[読む文章]:
• • • • •
スタイリスト中島貴大の「大人アイテムの見立て方」
- 男の嗜み見聞録 -

人気スタイリストが選ぶ、オトナの色気を覗かせる筆記具

スーツ姿は、どうしても画一的な印象になりがち。日々の着こなしで印象を作るのは骨が折れるだけに、毎日持ち歩く“ワンポイント”を印象的なものにして演出するのはいい手だ。そこで注目したいのがビジネスマン必携アイテムのひとつである「筆記具」。人気スタイリスト・中島貴大(写真右)の目線で、“ダンディズムの砦”といっても過言ではない「エス・テー・デュポン 銀座ブティック」で、男を上げる筆記具をセレクトした。

細身にして機能的!ケネディ一族をルーツに持つペン

セレクトの1本目は、ジャクリーン・ケネディのリクエストから作られたという「クラシック・ヴィンテージ」(左・純正青漆4万5360円。右・ゴールド仕上げ純正赤漆クリップ3万9960円)。「ペンとしてはもちろん、内部を換装することでシャープペンシルとしてご利用いただけます」と店長の矢澤さん(写真左)がいうように、さりげなさと機能性が魅力だ。豊富なカラバリとともに、“細身ながらキャラの立つ”一本の色気は1つ星といったところか。

定番の1本は、実は日本の伝統工芸を取り入れていた!

「この黒い塗装には、純正漆を使っているんです。海外ブランドではありますが、伝統的に自社工場で漆の加工を施しています。漆加工を施した製品には、ペン先に小さく漆の葉っぱが刻印されています」と矢澤店長が語る2本目は、同社の定番品としても知られる「ラインD リング」(7万5600円)。塗装のオリジナリティといい、細かな細工といい、細部にチラリと見せるおしゃれはまさに隠れたダンディズム。星2つに値する艶っぽさといえる。
• • • • •
[抜き出しデータ]:
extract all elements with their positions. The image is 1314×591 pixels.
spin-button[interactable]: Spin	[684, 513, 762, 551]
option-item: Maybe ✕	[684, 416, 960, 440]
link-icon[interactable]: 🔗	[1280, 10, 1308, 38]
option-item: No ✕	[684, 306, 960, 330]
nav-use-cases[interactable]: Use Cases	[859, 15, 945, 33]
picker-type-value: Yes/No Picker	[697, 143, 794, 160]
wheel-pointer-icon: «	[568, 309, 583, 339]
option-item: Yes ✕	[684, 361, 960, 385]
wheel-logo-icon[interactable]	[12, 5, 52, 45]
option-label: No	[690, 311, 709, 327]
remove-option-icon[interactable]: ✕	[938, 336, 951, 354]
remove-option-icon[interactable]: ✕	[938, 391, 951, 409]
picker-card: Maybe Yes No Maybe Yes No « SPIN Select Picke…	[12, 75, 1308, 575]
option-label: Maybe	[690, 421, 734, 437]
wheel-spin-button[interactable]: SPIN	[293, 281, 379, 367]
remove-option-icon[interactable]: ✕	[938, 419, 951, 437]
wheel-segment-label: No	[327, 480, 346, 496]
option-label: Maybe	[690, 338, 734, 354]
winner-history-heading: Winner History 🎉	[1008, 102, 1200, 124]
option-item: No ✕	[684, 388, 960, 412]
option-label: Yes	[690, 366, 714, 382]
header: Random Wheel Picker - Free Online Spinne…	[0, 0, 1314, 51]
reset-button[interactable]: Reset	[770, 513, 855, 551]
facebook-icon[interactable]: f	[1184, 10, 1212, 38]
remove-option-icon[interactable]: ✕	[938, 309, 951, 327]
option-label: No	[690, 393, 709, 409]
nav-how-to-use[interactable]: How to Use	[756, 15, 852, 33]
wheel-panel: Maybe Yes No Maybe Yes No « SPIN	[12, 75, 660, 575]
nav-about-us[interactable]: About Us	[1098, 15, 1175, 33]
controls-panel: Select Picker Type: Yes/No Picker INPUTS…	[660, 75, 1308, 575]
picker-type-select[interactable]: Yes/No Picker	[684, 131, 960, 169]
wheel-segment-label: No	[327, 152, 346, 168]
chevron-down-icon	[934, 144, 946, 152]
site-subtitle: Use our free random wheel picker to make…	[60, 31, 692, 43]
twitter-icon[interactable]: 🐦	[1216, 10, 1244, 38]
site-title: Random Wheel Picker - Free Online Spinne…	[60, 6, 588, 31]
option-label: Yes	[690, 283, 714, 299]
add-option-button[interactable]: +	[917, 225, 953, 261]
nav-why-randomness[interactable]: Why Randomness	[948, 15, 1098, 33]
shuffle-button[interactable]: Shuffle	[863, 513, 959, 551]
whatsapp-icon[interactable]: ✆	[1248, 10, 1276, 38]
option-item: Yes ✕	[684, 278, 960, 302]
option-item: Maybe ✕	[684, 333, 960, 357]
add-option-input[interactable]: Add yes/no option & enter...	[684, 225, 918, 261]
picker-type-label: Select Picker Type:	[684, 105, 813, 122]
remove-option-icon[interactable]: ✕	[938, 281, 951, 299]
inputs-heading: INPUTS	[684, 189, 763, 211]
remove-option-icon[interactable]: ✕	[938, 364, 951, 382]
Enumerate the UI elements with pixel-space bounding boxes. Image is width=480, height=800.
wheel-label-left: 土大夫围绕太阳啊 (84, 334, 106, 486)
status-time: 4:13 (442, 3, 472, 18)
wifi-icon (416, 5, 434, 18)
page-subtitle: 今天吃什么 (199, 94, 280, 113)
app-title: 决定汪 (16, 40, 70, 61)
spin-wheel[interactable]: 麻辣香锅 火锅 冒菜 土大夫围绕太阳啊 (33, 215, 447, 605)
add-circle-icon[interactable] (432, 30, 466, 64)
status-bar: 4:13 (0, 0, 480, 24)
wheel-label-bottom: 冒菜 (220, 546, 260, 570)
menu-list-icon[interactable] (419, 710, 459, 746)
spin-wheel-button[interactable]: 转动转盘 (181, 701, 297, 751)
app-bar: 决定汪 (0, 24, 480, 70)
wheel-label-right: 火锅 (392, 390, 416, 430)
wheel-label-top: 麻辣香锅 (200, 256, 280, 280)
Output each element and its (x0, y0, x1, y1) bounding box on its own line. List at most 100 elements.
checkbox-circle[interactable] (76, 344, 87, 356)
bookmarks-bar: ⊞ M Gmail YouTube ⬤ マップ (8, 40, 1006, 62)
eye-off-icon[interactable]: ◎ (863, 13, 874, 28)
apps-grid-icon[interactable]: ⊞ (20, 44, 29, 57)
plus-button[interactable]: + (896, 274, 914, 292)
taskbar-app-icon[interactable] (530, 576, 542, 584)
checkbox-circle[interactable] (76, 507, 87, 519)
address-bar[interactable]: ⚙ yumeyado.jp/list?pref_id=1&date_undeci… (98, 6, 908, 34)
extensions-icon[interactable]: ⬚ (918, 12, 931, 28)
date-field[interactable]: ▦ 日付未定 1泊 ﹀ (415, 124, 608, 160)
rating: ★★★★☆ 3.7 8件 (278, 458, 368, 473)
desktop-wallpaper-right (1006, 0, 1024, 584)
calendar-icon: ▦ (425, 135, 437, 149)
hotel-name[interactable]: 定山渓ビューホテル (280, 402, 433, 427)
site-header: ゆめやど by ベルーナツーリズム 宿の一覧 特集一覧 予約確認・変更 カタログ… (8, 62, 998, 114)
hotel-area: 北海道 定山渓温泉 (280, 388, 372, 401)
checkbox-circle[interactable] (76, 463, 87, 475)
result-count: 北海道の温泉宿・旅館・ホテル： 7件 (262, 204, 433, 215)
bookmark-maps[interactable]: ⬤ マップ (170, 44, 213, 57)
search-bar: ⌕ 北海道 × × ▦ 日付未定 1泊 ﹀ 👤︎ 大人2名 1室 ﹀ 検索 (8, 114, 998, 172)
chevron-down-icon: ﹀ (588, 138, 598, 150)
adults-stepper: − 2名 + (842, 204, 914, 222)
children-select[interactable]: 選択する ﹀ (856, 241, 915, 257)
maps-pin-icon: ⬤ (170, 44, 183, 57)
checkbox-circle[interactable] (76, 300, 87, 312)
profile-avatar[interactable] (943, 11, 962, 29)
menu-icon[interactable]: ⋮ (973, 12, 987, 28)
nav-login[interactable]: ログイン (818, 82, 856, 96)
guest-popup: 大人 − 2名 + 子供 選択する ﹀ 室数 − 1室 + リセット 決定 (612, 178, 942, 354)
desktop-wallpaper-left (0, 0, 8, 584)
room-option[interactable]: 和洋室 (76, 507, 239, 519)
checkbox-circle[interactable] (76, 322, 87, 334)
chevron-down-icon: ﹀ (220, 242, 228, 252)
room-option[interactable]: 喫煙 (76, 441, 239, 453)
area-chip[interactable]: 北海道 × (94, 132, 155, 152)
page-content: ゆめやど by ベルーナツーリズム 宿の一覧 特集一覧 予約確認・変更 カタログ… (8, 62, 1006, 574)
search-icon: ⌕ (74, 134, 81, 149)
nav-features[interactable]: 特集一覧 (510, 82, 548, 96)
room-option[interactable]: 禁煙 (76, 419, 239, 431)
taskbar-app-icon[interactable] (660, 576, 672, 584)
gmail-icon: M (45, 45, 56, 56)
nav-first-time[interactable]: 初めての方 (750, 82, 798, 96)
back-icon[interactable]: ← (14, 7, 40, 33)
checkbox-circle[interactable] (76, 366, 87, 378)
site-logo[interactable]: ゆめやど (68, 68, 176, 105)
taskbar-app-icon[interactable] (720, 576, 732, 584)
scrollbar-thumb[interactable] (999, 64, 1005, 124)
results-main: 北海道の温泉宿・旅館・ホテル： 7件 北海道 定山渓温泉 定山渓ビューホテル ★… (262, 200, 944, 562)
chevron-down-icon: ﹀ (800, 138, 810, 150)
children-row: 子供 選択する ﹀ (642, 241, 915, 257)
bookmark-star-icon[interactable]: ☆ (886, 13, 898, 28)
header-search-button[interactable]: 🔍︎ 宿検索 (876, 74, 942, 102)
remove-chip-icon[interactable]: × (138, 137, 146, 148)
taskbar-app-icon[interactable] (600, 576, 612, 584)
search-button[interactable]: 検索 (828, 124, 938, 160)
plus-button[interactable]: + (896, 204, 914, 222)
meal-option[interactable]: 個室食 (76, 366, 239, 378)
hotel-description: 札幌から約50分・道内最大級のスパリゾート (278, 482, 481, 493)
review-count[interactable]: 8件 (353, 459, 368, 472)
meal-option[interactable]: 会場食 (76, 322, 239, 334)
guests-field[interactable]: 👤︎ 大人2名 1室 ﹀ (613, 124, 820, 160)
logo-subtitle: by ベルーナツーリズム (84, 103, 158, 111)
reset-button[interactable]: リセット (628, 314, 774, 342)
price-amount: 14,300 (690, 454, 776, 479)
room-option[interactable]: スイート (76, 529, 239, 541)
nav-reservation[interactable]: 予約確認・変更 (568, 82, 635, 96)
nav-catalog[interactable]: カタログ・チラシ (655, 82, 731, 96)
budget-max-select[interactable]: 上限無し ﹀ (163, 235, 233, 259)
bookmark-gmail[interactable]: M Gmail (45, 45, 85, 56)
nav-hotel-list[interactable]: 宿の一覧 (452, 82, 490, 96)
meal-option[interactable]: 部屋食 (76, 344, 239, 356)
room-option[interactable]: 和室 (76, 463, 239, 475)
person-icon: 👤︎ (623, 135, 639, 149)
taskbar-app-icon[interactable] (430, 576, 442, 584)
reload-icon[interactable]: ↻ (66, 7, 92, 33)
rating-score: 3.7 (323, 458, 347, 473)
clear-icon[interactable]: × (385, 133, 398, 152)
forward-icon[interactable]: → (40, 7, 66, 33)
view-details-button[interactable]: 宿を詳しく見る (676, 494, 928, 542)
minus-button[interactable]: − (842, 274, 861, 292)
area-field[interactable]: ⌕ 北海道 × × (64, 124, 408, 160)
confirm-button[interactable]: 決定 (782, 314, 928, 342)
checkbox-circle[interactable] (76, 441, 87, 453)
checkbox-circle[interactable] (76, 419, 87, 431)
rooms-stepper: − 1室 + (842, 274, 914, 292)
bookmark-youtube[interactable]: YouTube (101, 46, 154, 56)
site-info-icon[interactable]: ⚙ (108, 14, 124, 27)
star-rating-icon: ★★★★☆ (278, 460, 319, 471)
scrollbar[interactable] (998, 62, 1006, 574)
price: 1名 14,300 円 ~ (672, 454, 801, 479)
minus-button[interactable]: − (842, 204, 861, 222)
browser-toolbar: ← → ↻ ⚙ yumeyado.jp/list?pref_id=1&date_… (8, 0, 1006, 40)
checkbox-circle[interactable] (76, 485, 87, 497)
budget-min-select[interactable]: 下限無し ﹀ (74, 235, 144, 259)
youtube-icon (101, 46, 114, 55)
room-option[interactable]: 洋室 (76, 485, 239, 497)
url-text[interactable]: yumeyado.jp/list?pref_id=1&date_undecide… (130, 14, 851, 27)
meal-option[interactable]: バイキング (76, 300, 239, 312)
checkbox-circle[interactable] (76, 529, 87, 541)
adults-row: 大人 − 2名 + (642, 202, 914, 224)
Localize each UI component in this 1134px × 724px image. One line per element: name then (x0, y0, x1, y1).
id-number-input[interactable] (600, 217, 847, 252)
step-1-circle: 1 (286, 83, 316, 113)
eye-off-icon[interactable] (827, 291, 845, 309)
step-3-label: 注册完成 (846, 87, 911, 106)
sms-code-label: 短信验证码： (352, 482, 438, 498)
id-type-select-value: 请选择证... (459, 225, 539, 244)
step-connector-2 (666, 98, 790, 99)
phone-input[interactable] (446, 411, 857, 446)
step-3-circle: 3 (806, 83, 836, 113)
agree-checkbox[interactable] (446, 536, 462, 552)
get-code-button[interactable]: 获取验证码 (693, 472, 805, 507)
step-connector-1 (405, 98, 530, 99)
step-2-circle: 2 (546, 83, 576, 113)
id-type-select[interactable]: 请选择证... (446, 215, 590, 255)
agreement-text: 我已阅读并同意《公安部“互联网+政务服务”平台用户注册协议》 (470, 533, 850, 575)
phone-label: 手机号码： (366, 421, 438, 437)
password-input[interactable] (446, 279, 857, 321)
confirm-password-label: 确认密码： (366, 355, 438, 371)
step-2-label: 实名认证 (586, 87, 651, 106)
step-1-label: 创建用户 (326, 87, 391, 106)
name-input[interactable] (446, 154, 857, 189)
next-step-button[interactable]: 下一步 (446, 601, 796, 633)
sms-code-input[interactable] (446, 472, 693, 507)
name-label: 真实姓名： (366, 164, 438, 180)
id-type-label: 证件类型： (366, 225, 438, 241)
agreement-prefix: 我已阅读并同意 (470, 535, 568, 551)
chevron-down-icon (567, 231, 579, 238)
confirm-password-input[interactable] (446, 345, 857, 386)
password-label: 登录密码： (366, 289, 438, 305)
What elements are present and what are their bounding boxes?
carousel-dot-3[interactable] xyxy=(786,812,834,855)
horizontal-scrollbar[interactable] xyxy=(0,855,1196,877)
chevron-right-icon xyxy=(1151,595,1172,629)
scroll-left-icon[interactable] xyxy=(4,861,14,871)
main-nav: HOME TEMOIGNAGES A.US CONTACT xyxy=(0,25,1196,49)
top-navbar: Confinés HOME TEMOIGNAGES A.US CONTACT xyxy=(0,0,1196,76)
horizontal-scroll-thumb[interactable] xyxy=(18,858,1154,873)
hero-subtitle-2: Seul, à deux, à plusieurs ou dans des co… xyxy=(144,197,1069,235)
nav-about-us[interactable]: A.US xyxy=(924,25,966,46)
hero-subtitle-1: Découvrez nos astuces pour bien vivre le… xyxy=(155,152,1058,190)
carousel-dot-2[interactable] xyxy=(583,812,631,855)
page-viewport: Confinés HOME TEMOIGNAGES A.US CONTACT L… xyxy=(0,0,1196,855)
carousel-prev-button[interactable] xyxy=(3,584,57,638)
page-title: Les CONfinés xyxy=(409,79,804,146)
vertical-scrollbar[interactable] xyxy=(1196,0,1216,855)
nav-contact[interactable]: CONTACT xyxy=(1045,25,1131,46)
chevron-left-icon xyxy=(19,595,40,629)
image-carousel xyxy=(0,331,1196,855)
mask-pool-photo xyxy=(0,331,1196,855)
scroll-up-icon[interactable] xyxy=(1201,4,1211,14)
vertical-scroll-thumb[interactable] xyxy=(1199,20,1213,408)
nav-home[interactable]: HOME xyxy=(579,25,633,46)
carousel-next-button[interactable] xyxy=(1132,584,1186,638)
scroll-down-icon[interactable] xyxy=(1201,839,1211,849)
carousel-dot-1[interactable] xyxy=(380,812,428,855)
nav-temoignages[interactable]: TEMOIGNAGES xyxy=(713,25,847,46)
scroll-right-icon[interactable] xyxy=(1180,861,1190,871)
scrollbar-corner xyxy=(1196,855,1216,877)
• • • • •
[やること]:
- a) 筆記具の記事のうち、「スタイリスト中島貴大の「大人アイテムの見立て方」」から始まって「つに値する艶っぽさといえる。」まで続く部分を、そのまま書き写してください。
- b) 筆記具の記事によると、「ラインD リング」の値段はいくらですか。
- c) 筆記具の記事に出てくるペンの値段を、すべて挙げてください。

[答え]:
- a)
スタイリスト中島貴大の「大人アイテムの見立て方」
- 男の嗜み見聞録 -

人気スタイリストが選ぶ、オトナの色気を覗かせる筆記具

スーツ姿は、どうしても画一的な印象になりがち。日々の着こなしで印象を作るのは骨が折れるだけに、毎日持ち歩く“ワンポイント”を印象的なものにして演出するのはいい手だ。そこで注目したいのがビジネスマン必携アイテムのひとつである「筆記具」。人気スタイリスト・中島貴大(写真右)の目線で、“ダンディズムの砦”といっても過言ではない「エス・テー・デュポン 銀座ブティック」で、男を上げる筆記具をセレクトした。

細身にして機能的!ケネディ一族をルーツに持つペン

セレクトの1本目は、ジャクリーン・ケネディのリクエストから作られたという「クラシック・ヴィンテージ」(左・純正青漆4万5360円。右・ゴールド仕上げ純正赤漆クリップ3万9960円)。「ペンとしてはもちろん、内部を換装することでシャープペンシルとしてご利用いただけます」と店長の矢澤さん(写真左)がいうように、さりげなさと機能性が魅力だ。豊富なカラバリとともに、“細身ながらキャラの立つ”一本の色気は1つ星といったところか。

定番の1本は、実は日本の伝統工芸を取り入れていた!

「この黒い塗装には、純正漆を使っているんです。海外ブランドではありますが、伝統的に自社工場で漆の加工を施しています。漆加工を施した製品には、ペン先に小さく漆の葉っぱが刻印されています」と矢澤店長が語る2本目は、同社の定番品としても知られる「ラインD リング」(7万5600円)。塗装のオリジナリティといい、細かな細工といい、細部にチラリと見せるおしゃれはまさに隠れたダンディズム。星2つに値する艶っぽさといえる。

- b) 7万5600円です。

- c)
・4万5360円(クラシック・ヴィンテージ 純正青漆)
・3万9960円(クラシック・ヴィンテージ ゴールド仕上げ純正赤漆クリップ)
・7万5600円(ラインD リング)